● **Set task**
From the entries below, extract every line that includes the word "JSON".

-=-=-

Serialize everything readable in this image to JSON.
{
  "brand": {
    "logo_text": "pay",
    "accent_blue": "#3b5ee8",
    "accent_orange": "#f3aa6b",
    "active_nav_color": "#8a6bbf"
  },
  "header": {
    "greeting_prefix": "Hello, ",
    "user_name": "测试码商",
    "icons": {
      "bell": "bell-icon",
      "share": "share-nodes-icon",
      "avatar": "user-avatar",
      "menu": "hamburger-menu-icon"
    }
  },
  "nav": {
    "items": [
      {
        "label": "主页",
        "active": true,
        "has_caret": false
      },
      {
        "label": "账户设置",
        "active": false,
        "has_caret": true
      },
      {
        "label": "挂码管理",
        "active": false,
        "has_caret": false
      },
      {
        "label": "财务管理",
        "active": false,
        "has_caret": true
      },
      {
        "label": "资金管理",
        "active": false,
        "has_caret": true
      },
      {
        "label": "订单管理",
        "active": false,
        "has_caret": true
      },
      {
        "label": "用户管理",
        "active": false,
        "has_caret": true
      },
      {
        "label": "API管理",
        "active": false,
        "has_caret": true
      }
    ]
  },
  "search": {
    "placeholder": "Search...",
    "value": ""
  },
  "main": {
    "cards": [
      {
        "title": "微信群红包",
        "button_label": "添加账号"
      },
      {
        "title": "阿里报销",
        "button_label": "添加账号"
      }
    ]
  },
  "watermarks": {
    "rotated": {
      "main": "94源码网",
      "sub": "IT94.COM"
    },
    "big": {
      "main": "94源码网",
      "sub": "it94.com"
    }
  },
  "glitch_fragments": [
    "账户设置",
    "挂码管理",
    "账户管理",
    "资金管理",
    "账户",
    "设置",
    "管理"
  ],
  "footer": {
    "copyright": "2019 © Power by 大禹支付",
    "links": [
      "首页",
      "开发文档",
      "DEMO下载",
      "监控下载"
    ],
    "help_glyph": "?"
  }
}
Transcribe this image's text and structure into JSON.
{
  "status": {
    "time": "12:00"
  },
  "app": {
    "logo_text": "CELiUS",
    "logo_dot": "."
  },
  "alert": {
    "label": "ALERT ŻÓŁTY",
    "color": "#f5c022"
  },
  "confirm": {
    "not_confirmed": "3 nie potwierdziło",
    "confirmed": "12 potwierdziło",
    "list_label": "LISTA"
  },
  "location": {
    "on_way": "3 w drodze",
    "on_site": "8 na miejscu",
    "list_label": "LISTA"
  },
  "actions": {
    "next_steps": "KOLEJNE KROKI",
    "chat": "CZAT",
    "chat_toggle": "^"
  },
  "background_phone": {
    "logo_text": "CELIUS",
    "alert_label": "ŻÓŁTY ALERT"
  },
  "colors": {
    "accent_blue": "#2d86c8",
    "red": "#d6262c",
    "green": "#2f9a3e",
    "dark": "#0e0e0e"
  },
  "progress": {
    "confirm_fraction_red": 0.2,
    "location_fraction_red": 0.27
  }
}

-=-=-

● **Answer to the problem**
Serialize everything readable in this image to JSON.
Transcribe this image's text and structure into JSON.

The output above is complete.